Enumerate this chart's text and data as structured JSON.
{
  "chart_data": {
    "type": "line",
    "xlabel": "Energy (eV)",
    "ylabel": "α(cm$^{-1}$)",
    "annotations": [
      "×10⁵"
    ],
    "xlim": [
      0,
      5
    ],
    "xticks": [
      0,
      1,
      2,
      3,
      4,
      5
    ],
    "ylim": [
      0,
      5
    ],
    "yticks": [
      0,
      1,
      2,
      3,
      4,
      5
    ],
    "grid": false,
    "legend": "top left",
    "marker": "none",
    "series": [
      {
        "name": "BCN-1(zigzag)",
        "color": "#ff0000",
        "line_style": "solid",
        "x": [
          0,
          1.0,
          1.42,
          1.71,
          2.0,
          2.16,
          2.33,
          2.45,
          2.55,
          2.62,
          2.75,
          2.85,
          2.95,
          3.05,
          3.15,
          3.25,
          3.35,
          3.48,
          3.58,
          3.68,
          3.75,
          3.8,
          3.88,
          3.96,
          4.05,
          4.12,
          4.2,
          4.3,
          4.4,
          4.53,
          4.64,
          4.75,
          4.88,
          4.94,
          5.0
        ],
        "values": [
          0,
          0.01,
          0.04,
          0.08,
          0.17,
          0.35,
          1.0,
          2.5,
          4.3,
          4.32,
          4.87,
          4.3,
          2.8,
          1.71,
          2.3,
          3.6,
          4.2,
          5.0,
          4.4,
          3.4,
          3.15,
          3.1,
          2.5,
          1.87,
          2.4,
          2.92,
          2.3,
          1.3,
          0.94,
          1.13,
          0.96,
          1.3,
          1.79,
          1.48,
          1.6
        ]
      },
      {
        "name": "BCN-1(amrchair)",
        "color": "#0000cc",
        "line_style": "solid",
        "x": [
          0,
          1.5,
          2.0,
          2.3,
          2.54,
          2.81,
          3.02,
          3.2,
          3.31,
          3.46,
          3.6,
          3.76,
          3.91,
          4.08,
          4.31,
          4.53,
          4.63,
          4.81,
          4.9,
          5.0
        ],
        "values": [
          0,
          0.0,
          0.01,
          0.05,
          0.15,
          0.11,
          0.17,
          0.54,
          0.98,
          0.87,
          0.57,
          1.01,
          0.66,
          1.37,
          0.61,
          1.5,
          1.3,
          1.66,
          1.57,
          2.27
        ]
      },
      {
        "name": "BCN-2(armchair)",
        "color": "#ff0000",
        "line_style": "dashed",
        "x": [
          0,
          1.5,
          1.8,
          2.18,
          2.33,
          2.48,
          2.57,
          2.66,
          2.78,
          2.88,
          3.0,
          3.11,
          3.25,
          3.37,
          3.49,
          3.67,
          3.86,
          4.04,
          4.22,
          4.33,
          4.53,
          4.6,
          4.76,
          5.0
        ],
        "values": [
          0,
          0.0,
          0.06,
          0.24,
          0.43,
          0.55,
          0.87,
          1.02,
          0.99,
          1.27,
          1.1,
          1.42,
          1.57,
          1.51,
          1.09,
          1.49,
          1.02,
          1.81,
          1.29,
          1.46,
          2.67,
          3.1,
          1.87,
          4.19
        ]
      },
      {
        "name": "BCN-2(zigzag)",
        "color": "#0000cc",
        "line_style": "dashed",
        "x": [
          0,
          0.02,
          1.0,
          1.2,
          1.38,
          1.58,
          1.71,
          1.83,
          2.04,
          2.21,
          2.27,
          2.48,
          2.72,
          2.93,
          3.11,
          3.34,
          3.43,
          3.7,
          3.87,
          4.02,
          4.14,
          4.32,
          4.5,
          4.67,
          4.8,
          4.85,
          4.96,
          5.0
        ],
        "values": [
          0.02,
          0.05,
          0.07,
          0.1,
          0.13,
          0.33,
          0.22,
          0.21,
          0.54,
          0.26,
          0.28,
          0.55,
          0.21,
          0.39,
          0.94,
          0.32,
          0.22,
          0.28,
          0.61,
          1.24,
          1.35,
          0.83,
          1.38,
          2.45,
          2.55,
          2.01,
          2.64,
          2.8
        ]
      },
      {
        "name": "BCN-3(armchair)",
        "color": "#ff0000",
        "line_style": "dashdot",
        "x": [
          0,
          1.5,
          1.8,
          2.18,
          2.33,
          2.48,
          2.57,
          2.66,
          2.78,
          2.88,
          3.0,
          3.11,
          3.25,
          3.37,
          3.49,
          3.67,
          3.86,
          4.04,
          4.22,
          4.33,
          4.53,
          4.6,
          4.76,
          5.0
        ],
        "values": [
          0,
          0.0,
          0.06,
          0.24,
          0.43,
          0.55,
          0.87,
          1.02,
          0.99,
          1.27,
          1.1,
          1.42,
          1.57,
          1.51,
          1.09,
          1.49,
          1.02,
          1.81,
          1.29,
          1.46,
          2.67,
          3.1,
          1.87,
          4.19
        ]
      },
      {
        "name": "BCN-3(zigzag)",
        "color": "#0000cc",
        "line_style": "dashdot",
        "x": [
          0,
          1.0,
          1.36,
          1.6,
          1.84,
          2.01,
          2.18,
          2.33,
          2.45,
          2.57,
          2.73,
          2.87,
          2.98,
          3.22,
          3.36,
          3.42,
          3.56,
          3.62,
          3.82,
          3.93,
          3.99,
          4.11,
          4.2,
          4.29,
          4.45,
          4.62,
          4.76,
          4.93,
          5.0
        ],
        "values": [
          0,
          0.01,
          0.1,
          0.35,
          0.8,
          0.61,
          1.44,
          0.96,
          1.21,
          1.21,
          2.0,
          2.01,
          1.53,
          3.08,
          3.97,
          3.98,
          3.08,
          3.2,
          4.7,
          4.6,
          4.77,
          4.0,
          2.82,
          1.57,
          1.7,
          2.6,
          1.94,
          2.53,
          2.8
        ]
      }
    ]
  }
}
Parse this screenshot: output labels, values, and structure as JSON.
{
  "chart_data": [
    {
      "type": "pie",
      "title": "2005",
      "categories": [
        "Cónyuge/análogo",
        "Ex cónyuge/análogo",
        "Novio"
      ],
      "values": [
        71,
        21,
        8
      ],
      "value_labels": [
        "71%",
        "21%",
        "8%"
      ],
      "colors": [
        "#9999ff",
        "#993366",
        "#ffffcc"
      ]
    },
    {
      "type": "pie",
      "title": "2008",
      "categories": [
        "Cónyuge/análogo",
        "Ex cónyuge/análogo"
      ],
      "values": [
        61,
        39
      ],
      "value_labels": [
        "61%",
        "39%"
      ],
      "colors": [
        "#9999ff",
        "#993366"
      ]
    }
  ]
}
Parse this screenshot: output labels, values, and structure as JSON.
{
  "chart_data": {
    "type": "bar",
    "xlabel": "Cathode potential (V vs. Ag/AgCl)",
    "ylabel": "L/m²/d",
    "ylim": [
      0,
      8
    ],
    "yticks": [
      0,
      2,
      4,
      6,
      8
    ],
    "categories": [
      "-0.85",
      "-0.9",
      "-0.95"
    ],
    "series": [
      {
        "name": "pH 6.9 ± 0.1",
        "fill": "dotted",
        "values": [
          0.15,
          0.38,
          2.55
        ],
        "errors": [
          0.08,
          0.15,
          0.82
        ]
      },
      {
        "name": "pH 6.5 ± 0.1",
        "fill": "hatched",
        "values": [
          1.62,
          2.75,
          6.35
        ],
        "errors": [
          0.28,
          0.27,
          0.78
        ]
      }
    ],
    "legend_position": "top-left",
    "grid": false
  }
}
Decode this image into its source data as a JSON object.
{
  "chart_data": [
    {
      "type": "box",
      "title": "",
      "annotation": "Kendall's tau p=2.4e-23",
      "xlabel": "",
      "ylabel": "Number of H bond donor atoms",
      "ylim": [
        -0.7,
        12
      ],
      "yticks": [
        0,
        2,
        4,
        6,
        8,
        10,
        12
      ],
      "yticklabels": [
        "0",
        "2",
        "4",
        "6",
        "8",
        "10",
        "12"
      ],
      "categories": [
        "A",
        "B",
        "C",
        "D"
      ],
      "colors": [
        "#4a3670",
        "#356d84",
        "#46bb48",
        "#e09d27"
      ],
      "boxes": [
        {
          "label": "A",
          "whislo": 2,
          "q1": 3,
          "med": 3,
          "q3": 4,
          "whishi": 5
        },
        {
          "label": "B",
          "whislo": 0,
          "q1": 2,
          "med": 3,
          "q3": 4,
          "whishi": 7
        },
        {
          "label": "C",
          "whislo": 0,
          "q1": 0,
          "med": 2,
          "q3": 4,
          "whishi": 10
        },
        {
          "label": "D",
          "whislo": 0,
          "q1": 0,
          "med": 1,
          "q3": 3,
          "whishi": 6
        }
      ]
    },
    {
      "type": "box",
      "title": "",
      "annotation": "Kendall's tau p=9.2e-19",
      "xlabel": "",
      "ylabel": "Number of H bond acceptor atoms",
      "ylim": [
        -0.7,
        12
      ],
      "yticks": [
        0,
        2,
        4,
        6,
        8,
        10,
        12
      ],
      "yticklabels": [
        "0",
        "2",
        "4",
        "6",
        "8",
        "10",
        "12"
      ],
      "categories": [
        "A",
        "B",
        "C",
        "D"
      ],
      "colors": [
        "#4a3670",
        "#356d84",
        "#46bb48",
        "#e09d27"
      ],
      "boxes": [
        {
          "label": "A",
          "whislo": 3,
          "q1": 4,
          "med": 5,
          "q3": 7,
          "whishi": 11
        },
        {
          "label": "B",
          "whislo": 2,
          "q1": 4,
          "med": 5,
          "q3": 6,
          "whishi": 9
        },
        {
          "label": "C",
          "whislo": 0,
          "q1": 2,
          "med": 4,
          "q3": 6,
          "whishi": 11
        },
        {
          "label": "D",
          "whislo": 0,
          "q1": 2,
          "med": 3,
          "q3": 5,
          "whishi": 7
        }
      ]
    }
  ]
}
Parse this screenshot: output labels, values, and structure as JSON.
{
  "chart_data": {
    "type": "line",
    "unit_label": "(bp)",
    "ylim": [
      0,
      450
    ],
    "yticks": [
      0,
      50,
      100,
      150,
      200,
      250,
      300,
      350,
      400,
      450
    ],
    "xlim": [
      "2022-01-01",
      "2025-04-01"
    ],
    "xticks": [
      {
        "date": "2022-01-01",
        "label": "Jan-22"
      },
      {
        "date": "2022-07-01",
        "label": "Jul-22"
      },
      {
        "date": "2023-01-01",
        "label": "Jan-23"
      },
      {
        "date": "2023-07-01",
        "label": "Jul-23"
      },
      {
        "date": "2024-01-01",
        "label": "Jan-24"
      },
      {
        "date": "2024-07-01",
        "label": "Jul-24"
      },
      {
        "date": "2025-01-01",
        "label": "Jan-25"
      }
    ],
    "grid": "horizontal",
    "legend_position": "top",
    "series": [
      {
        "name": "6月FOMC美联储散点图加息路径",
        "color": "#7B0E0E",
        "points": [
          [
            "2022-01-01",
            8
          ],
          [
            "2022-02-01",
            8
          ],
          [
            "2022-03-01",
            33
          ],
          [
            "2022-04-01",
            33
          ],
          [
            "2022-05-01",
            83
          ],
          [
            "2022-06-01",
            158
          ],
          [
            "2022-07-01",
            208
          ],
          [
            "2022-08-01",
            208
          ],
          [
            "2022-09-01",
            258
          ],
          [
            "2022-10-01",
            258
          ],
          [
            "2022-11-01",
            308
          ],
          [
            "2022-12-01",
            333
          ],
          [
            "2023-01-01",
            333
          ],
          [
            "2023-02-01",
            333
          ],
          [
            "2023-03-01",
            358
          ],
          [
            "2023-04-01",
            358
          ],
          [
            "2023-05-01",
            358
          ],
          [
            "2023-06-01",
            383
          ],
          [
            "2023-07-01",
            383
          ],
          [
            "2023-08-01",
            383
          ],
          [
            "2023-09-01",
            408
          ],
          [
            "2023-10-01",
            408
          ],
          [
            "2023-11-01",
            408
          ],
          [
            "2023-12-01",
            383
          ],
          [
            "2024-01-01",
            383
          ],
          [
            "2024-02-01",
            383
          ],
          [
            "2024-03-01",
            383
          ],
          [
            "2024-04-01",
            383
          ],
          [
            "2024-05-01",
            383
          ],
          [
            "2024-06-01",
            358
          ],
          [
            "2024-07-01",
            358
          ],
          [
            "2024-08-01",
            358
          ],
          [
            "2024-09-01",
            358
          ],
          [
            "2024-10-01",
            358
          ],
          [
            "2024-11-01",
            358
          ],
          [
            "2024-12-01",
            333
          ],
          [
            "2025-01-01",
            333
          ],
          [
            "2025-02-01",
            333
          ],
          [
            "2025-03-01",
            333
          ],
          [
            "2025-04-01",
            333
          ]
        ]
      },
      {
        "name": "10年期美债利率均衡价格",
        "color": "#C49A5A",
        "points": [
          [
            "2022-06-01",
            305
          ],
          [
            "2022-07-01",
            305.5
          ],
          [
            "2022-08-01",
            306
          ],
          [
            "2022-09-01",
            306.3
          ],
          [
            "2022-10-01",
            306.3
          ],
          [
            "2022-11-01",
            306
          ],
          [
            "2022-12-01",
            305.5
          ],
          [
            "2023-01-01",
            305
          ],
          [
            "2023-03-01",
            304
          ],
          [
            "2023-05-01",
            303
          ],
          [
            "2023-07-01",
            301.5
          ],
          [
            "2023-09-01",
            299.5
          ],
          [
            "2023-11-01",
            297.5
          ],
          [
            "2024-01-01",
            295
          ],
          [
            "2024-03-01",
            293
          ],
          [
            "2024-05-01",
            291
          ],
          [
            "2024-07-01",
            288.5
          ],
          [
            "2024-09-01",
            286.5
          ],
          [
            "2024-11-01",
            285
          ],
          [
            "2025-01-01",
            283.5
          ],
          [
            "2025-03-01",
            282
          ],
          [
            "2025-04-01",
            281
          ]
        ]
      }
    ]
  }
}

**OBJECTIVE:** Show, from the listing above, each line that contains the word "xlabel".

**EXPECTED ANSWER:**
    "xlabel": "Energy (eV)",
    "xlabel": "Cathode potential (V vs. Ag/AgCl)",
      "xlabel": "",
      "xlabel": "",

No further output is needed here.